- **Directive**
Pick out every line of the entries below where "specified" occurs, and copy those lines.

Rows from a dataset:
▼▼▼

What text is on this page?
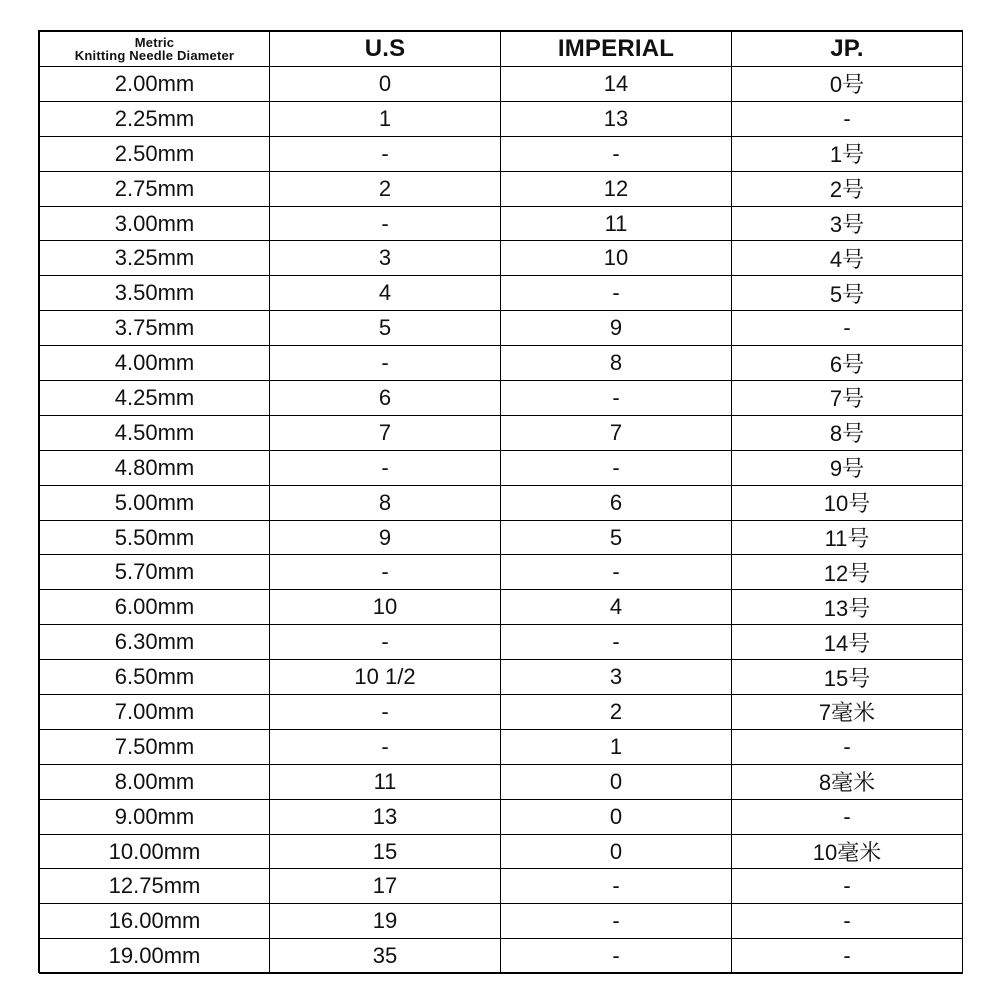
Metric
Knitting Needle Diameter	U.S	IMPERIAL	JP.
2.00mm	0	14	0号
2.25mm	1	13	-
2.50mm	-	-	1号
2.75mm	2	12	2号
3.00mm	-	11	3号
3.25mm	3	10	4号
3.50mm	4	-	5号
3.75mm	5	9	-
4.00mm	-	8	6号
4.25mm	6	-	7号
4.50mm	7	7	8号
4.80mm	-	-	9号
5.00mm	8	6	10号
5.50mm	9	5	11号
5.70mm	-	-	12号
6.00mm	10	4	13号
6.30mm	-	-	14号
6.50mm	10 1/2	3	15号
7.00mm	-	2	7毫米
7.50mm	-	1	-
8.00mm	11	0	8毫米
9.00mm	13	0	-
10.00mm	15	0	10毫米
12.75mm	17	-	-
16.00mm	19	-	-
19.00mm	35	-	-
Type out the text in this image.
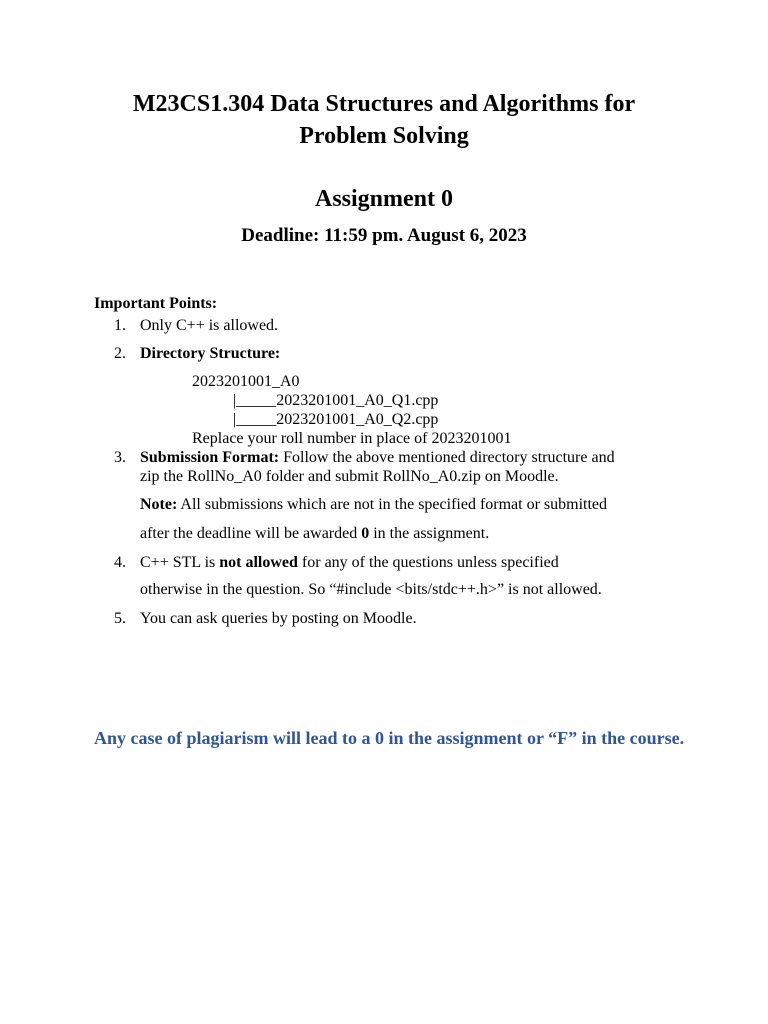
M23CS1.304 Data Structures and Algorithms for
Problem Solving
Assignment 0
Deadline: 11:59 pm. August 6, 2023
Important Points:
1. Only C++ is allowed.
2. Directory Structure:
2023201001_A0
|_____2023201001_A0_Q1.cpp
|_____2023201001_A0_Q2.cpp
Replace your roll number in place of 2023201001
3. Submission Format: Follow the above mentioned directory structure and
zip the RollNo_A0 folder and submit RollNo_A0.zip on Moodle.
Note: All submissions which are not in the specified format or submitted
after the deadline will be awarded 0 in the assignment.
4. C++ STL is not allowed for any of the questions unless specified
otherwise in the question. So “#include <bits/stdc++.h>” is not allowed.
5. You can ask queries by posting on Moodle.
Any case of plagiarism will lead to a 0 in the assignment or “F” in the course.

▲▲▲

- **Full output**
Note: All submissions which are not in the specified format or submitted
4. C++ STL is not allowed for any of the questions unless specified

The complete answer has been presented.